Studio album by Caravan
- Released: July 1982
- Recorded: November 1981–January 1982
- Studios: Oak Studios, Herne Bay, Kent
- Genres: Progressive rock, Canterbury scene
- Length: 42:53
- Label: Kingdom
- Producer: Caravan

Caravan chronology
| The Album (1980) | Back to Front (1982) | BBC Radio 1 (1991) |

= Back to Front (Caravan album) =

Back to Front is the tenth album by English progressive rock band Caravan, released in 1982. Back to Front featured the original lineup of Richard Coughlan, Pye Hastings, Richard Sinclair and David Sinclair after 1971's In the Land of Grey and Pink and is the last studio album to feature that lineup.

WORK TO COMPLETE: Retype the passage from the Back to Front album text, from "Caravan chronology" up to and including "feature that lineup.".

DATASET EXTRACT:
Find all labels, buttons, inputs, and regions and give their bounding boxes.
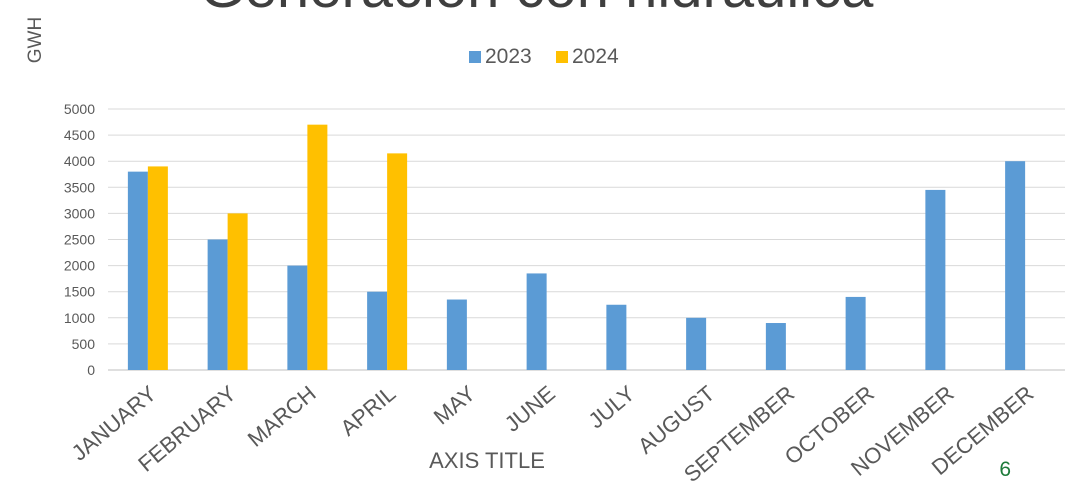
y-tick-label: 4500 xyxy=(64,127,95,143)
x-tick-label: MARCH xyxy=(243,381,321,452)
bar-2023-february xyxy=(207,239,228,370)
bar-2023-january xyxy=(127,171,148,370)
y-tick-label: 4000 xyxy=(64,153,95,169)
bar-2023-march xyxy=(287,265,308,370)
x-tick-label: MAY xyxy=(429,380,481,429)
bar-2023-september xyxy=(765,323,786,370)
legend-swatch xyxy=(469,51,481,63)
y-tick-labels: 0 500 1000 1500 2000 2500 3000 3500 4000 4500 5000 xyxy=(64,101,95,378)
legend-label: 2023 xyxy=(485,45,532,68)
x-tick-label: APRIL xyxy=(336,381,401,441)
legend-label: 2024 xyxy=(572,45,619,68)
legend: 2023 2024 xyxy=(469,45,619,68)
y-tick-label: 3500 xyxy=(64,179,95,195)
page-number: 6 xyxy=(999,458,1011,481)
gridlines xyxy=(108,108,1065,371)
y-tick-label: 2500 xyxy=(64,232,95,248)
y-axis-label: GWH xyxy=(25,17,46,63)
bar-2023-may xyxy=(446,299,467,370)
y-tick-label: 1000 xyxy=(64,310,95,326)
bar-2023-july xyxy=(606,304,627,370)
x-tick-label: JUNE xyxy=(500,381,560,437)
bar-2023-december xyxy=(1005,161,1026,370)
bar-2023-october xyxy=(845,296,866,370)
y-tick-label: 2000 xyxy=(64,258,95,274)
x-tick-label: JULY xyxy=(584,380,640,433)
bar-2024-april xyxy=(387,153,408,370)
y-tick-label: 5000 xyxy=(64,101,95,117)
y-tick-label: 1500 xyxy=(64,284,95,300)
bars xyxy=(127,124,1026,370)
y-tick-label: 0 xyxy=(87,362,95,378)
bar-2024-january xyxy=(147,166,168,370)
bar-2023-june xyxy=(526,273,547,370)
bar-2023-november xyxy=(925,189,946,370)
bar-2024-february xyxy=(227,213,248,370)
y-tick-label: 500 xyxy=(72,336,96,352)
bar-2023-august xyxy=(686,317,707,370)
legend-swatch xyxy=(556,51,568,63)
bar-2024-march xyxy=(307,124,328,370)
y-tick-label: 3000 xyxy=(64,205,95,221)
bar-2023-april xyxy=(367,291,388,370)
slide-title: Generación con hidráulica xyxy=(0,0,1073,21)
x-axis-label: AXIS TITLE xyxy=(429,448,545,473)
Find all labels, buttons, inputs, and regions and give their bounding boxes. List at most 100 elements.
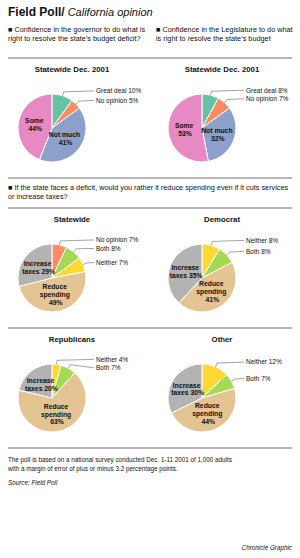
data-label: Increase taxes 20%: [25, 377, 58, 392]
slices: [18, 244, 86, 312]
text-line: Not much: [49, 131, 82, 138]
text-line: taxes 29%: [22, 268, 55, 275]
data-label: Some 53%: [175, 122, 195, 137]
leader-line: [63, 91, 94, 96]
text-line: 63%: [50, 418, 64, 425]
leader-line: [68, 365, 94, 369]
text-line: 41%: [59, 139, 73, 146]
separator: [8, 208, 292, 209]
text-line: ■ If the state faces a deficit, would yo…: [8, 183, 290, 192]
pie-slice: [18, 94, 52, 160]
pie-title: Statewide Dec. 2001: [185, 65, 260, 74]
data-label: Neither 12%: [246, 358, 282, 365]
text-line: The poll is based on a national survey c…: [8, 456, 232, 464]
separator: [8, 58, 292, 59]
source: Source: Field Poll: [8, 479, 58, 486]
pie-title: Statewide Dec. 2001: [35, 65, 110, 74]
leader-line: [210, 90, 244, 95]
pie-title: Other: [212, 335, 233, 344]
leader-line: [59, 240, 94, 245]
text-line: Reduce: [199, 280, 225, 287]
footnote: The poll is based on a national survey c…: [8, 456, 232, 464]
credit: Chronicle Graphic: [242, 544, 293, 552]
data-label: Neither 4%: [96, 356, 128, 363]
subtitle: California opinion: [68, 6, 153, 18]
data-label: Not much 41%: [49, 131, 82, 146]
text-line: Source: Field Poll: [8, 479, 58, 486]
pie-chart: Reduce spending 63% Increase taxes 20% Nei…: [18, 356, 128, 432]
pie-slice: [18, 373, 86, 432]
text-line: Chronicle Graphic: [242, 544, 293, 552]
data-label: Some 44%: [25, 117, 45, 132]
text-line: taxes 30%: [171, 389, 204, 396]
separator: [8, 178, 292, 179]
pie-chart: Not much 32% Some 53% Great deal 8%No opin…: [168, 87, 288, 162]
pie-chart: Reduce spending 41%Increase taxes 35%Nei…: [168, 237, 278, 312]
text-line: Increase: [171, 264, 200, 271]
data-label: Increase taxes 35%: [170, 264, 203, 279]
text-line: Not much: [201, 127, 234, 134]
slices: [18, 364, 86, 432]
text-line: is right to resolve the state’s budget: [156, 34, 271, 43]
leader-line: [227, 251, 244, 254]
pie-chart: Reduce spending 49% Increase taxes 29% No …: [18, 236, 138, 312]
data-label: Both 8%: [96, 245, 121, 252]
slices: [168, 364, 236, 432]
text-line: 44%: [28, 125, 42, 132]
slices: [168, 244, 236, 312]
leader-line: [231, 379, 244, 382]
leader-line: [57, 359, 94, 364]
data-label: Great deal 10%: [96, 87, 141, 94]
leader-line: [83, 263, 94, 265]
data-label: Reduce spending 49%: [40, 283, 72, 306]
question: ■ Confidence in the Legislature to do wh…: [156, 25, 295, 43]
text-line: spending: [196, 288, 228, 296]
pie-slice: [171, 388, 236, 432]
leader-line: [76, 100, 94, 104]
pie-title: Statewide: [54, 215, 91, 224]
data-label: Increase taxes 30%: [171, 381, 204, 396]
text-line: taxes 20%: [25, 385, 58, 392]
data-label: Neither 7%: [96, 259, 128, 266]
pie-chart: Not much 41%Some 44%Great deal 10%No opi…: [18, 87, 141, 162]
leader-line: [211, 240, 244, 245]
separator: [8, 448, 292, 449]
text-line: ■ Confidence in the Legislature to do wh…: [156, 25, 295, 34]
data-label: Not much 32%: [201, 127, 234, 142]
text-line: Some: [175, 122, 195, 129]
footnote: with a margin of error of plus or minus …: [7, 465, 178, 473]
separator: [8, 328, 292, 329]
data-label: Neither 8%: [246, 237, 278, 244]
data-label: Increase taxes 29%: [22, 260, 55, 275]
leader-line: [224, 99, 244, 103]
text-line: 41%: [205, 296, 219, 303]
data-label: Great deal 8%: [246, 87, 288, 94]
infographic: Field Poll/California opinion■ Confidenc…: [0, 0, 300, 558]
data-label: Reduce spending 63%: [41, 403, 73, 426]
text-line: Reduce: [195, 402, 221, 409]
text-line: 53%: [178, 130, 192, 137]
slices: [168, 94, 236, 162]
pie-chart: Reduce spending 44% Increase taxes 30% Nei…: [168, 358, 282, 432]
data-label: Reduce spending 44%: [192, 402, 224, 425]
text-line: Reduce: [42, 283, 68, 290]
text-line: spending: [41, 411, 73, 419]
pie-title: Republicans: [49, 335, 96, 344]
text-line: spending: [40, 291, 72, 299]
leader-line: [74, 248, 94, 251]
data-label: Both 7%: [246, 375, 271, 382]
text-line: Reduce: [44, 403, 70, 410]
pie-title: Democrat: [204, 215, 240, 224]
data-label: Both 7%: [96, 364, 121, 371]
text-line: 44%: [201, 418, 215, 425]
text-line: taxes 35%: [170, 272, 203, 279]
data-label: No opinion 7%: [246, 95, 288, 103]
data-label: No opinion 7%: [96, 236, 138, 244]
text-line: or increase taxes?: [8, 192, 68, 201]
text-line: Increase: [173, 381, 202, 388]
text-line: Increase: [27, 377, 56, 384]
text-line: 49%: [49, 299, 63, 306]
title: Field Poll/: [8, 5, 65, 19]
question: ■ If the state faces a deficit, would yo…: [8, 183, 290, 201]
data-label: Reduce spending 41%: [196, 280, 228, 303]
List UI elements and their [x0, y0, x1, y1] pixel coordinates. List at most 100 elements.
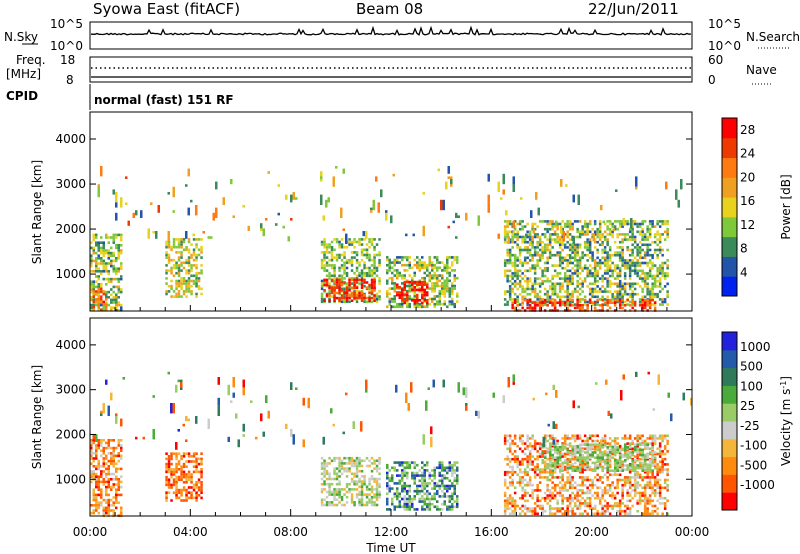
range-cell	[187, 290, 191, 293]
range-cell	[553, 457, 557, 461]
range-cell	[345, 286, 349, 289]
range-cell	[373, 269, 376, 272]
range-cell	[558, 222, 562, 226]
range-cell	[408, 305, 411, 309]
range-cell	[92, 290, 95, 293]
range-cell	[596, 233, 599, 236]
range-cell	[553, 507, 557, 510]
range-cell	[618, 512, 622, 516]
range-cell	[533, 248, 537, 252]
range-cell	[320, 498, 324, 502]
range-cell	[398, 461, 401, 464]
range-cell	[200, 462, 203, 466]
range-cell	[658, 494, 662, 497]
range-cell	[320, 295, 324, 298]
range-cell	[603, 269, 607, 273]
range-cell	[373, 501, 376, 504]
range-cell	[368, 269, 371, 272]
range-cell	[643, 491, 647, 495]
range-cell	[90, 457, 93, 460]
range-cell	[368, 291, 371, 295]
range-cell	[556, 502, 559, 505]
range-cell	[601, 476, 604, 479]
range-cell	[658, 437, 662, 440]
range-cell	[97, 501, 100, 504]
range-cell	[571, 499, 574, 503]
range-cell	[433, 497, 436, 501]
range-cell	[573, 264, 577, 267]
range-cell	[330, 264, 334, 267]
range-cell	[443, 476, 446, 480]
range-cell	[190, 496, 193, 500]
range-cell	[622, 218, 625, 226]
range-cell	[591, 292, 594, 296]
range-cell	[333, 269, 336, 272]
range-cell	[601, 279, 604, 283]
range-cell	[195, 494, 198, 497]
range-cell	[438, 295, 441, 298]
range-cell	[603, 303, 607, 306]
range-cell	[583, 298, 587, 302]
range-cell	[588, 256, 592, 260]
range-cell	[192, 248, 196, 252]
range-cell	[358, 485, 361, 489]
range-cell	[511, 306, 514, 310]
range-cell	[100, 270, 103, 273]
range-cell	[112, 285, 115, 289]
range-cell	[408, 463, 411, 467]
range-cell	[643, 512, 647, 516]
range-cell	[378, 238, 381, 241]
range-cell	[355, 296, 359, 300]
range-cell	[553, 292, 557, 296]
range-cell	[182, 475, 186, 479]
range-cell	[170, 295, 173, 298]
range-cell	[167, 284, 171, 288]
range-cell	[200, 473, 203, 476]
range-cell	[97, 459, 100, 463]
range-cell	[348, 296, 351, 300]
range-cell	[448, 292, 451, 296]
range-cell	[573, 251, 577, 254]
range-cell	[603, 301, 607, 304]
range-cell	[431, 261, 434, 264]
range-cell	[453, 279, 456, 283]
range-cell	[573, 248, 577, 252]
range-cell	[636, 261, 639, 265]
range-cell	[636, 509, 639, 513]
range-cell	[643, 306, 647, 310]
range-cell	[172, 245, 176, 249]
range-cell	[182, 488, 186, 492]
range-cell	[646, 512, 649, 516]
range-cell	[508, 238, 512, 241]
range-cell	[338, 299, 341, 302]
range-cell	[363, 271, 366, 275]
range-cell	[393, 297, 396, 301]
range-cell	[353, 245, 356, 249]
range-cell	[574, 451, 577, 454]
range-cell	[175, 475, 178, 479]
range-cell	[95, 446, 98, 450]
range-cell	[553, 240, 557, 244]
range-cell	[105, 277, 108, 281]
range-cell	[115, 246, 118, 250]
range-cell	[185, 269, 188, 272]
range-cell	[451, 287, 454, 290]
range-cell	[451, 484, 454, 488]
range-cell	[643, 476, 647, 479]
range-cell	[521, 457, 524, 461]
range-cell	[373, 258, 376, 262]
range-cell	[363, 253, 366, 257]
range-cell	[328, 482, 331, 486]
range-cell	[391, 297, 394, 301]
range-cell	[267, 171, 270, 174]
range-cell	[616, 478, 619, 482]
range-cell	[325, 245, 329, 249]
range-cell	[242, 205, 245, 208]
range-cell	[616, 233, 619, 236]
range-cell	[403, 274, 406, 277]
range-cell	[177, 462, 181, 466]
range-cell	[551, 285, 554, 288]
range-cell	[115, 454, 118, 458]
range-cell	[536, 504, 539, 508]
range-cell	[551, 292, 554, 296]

ANSWER TO THIS EXERCISE:
Caravan chronology
| The Album (1980) | Back to Front (1982) | BBC Radio 1 (1991) |

= Back to Front (Caravan album) =

Back to Front is the tenth album by English progressive rock band Caravan, released in 1982. Back to Front featured the original lineup of Richard Coughlan, Pye Hastings, Richard Sinclair and David Sinclair after 1971's In the Land of Grey and Pink and is the last studio album to feature that lineup.